— Work to complete —
Find the string "countries" in the listing and report every line that has it.

╭─ Excerpted data

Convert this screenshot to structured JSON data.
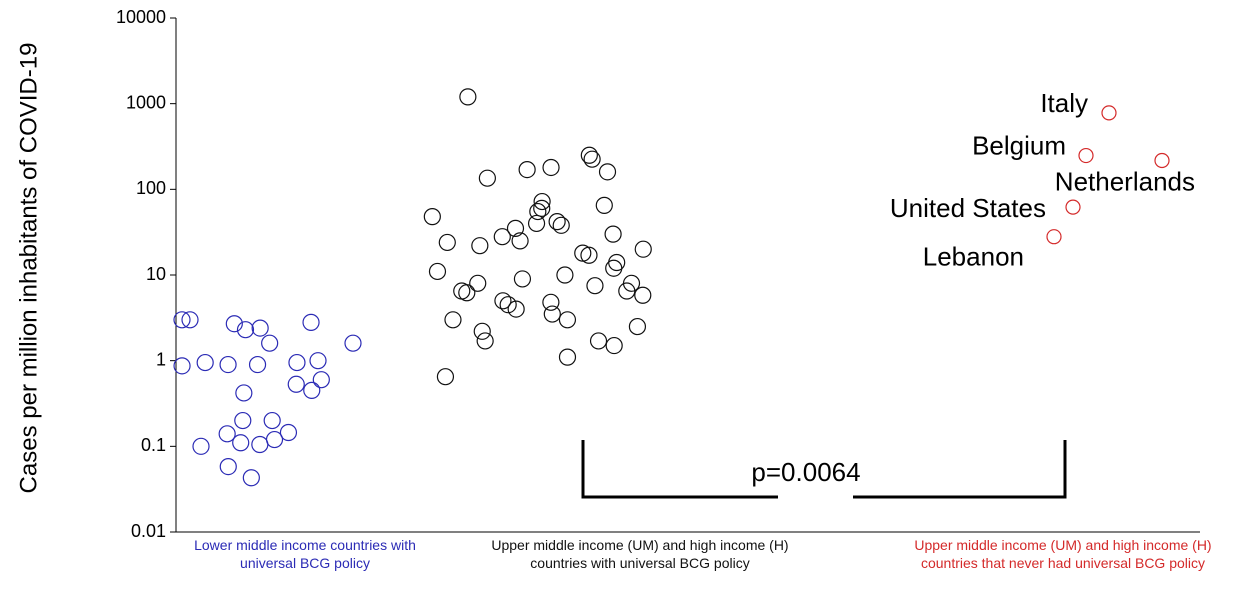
{
  "chart_data": {
    "type": "scatter",
    "y_label": "Cases per million inhabitants of COVID-19",
    "ylim": [
      0.01,
      10000
    ],
    "yticks": [
      0.01,
      0.1,
      1,
      10,
      100,
      1000,
      10000
    ],
    "log_y": true,
    "categories": [
      "Lower middle income countries with universal BCG policy",
      "Upper middle income (UM)  and high income (H) countries with universal BCG policy",
      "Upper middle income (UM)  and high income (H) countries that never had universal BCG policy"
    ],
    "series": [
      {
        "color": "#2b2bb5",
        "values": [
          3.0,
          2.8,
          3.0,
          2.4,
          2.7,
          2.3,
          1.6,
          0.95,
          0.9,
          0.9,
          1.0,
          0.95,
          1.6,
          0.6,
          0.53,
          0.42,
          0.45,
          0.2,
          0.2,
          0.14,
          0.145,
          0.105,
          0.12,
          0.11,
          0.1,
          0.058,
          0.043,
          0.87
        ]
      },
      {
        "color": "#111111",
        "values": [
          1200,
          250,
          180,
          170,
          135,
          160,
          225,
          55,
          72,
          60,
          48,
          42,
          38,
          35,
          30,
          28,
          25,
          22,
          20,
          18,
          14,
          12,
          11,
          10,
          8,
          8,
          7.5,
          6.5,
          6.5,
          6.2,
          5,
          4.8,
          4.5,
          4,
          3.5,
          3,
          3,
          2.5,
          2.2,
          1.7,
          1.7,
          1.5,
          1.1,
          0.65,
          40,
          65,
          17,
          24,
          9,
          5.8
        ]
      },
      {
        "color": "#d42a2a",
        "values": [
          780,
          248,
          217,
          62,
          28
        ],
        "labels": [
          "Italy",
          "Belgium",
          "Netherlands",
          "United States",
          "Lebanon"
        ]
      }
    ],
    "annotation": "p=0.0064"
  }
}
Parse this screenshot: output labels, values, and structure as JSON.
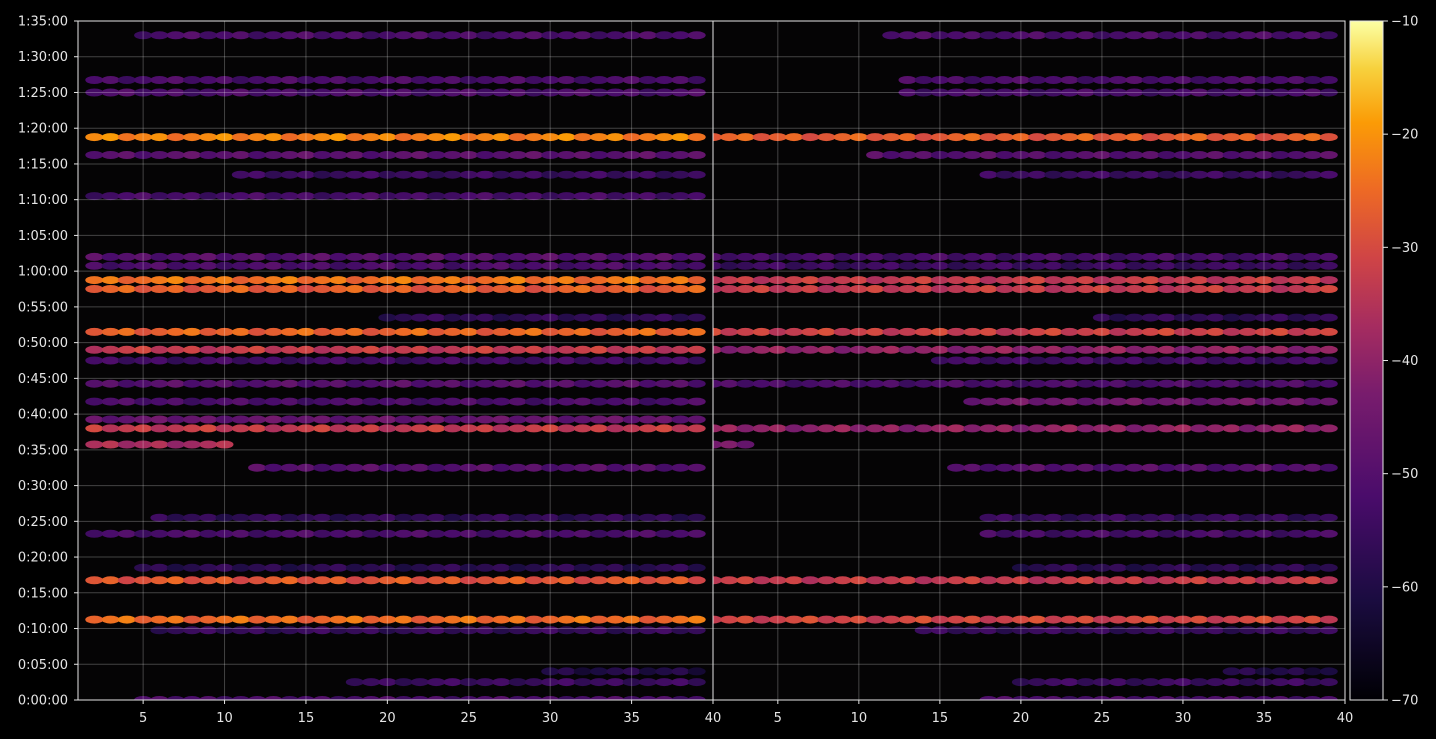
{
  "chart_data": {
    "type": "heatmap",
    "title": "",
    "xlabel": "",
    "ylabel": "",
    "grid": true,
    "background": "#000000",
    "colormap": "inferno",
    "color_range": [
      -70,
      -10
    ],
    "colorbar": {
      "position": "right",
      "ticks": [
        "−70",
        "−60",
        "−50",
        "−40",
        "−30",
        "−20",
        "−10"
      ],
      "tick_values": [
        -70,
        -60,
        -50,
        -40,
        -30,
        -20,
        -10
      ]
    },
    "x_range": [
      1,
      40
    ],
    "y_range_seconds": [
      0,
      5700
    ],
    "y_ticks": [
      "0:00:00",
      "0:05:00",
      "0:10:00",
      "0:15:00",
      "0:20:00",
      "0:25:00",
      "0:30:00",
      "0:35:00",
      "0:40:00",
      "0:45:00",
      "0:50:00",
      "0:55:00",
      "1:00:00",
      "1:05:00",
      "1:10:00",
      "1:15:00",
      "1:20:00",
      "1:25:00",
      "1:30:00",
      "1:35:00"
    ],
    "panels": [
      {
        "name": "left",
        "x_ticks": [
          "5",
          "10",
          "15",
          "20",
          "25",
          "30",
          "35",
          "40"
        ],
        "x_tick_values": [
          5,
          10,
          15,
          20,
          25,
          30,
          35,
          40
        ],
        "bands": [
          {
            "y_time": "1:18:45",
            "x_from": 2,
            "x_to": 39,
            "level": -22
          },
          {
            "y_time": "0:58:45",
            "x_from": 2,
            "x_to": 39,
            "level": -24
          },
          {
            "y_time": "0:57:30",
            "x_from": 2,
            "x_to": 39,
            "level": -27
          },
          {
            "y_time": "0:51:30",
            "x_from": 2,
            "x_to": 39,
            "level": -26
          },
          {
            "y_time": "0:49:00",
            "x_from": 2,
            "x_to": 39,
            "level": -33
          },
          {
            "y_time": "0:38:00",
            "x_from": 2,
            "x_to": 39,
            "level": -33
          },
          {
            "y_time": "0:39:15",
            "x_from": 2,
            "x_to": 39,
            "level": -47
          },
          {
            "y_time": "0:35:45",
            "x_from": 2,
            "x_to": 10,
            "level": -37
          },
          {
            "y_time": "0:16:45",
            "x_from": 2,
            "x_to": 39,
            "level": -28
          },
          {
            "y_time": "0:11:15",
            "x_from": 2,
            "x_to": 39,
            "level": -25
          },
          {
            "y_time": "1:16:15",
            "x_from": 2,
            "x_to": 39,
            "level": -49
          },
          {
            "y_time": "1:10:30",
            "x_from": 2,
            "x_to": 39,
            "level": -53
          },
          {
            "y_time": "1:02:00",
            "x_from": 2,
            "x_to": 39,
            "level": -50
          },
          {
            "y_time": "1:00:45",
            "x_from": 2,
            "x_to": 39,
            "level": -52
          },
          {
            "y_time": "0:47:30",
            "x_from": 2,
            "x_to": 39,
            "level": -54
          },
          {
            "y_time": "0:44:15",
            "x_from": 2,
            "x_to": 39,
            "level": -50
          },
          {
            "y_time": "0:41:45",
            "x_from": 2,
            "x_to": 39,
            "level": -52
          },
          {
            "y_time": "0:23:15",
            "x_from": 2,
            "x_to": 39,
            "level": -52
          },
          {
            "y_time": "0:32:30",
            "x_from": 12,
            "x_to": 39,
            "level": -50
          },
          {
            "y_time": "0:09:45",
            "x_from": 6,
            "x_to": 39,
            "level": -56
          },
          {
            "y_time": "0:00:00",
            "x_from": 5,
            "x_to": 39,
            "level": -52
          },
          {
            "y_time": "0:02:30",
            "x_from": 18,
            "x_to": 39,
            "level": -55
          },
          {
            "y_time": "1:26:45",
            "x_from": 2,
            "x_to": 39,
            "level": -52
          },
          {
            "y_time": "1:25:00",
            "x_from": 2,
            "x_to": 39,
            "level": -52
          },
          {
            "y_time": "1:33:00",
            "x_from": 5,
            "x_to": 39,
            "level": -52
          },
          {
            "y_time": "1:13:30",
            "x_from": 11,
            "x_to": 39,
            "level": -55
          },
          {
            "y_time": "0:53:30",
            "x_from": 20,
            "x_to": 39,
            "level": -57
          },
          {
            "y_time": "0:25:30",
            "x_from": 6,
            "x_to": 39,
            "level": -57
          },
          {
            "y_time": "0:18:30",
            "x_from": 5,
            "x_to": 39,
            "level": -58
          },
          {
            "y_time": "0:04:00",
            "x_from": 30,
            "x_to": 39,
            "level": -60
          }
        ]
      },
      {
        "name": "right",
        "x_ticks": [
          "5",
          "10",
          "15",
          "20",
          "25",
          "30",
          "35",
          "40"
        ],
        "x_tick_values": [
          5,
          10,
          15,
          20,
          25,
          30,
          35,
          40
        ],
        "bands": [
          {
            "y_time": "1:18:45",
            "x_from": 1,
            "x_to": 39,
            "level": -27
          },
          {
            "y_time": "0:58:45",
            "x_from": 1,
            "x_to": 39,
            "level": -33
          },
          {
            "y_time": "0:57:30",
            "x_from": 1,
            "x_to": 39,
            "level": -33
          },
          {
            "y_time": "0:51:30",
            "x_from": 1,
            "x_to": 39,
            "level": -32
          },
          {
            "y_time": "0:49:00",
            "x_from": 1,
            "x_to": 39,
            "level": -40
          },
          {
            "y_time": "0:38:00",
            "x_from": 1,
            "x_to": 39,
            "level": -40
          },
          {
            "y_time": "0:35:45",
            "x_from": 1,
            "x_to": 3,
            "level": -44
          },
          {
            "y_time": "0:16:45",
            "x_from": 1,
            "x_to": 39,
            "level": -33
          },
          {
            "y_time": "0:11:15",
            "x_from": 1,
            "x_to": 39,
            "level": -31
          },
          {
            "y_time": "1:16:15",
            "x_from": 11,
            "x_to": 39,
            "level": -50
          },
          {
            "y_time": "1:02:00",
            "x_from": 1,
            "x_to": 39,
            "level": -53
          },
          {
            "y_time": "1:00:45",
            "x_from": 1,
            "x_to": 39,
            "level": -55
          },
          {
            "y_time": "0:44:15",
            "x_from": 1,
            "x_to": 39,
            "level": -52
          },
          {
            "y_time": "0:41:45",
            "x_from": 17,
            "x_to": 39,
            "level": -45
          },
          {
            "y_time": "0:47:30",
            "x_from": 15,
            "x_to": 39,
            "level": -54
          },
          {
            "y_time": "0:32:30",
            "x_from": 16,
            "x_to": 39,
            "level": -50
          },
          {
            "y_time": "0:23:15",
            "x_from": 18,
            "x_to": 39,
            "level": -53
          },
          {
            "y_time": "0:09:45",
            "x_from": 14,
            "x_to": 39,
            "level": -56
          },
          {
            "y_time": "0:00:00",
            "x_from": 18,
            "x_to": 39,
            "level": -52
          },
          {
            "y_time": "0:02:30",
            "x_from": 20,
            "x_to": 39,
            "level": -55
          },
          {
            "y_time": "1:26:45",
            "x_from": 13,
            "x_to": 39,
            "level": -52
          },
          {
            "y_time": "1:25:00",
            "x_from": 13,
            "x_to": 39,
            "level": -53
          },
          {
            "y_time": "1:33:00",
            "x_from": 12,
            "x_to": 39,
            "level": -52
          },
          {
            "y_time": "1:13:30",
            "x_from": 18,
            "x_to": 39,
            "level": -55
          },
          {
            "y_time": "0:53:30",
            "x_from": 25,
            "x_to": 39,
            "level": -57
          },
          {
            "y_time": "0:25:30",
            "x_from": 18,
            "x_to": 39,
            "level": -56
          },
          {
            "y_time": "0:18:30",
            "x_from": 20,
            "x_to": 39,
            "level": -58
          },
          {
            "y_time": "0:04:00",
            "x_from": 33,
            "x_to": 39,
            "level": -60
          }
        ]
      }
    ]
  }
}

╰─

— Solution to the problem —
      "Lower middle income countries with universal BCG policy",
      "Upper middle income (UM)  and high income (H) countries with universal BCG policy",
      "Upper middle income (UM)  and high income (H) countries that never had universal BCG policy"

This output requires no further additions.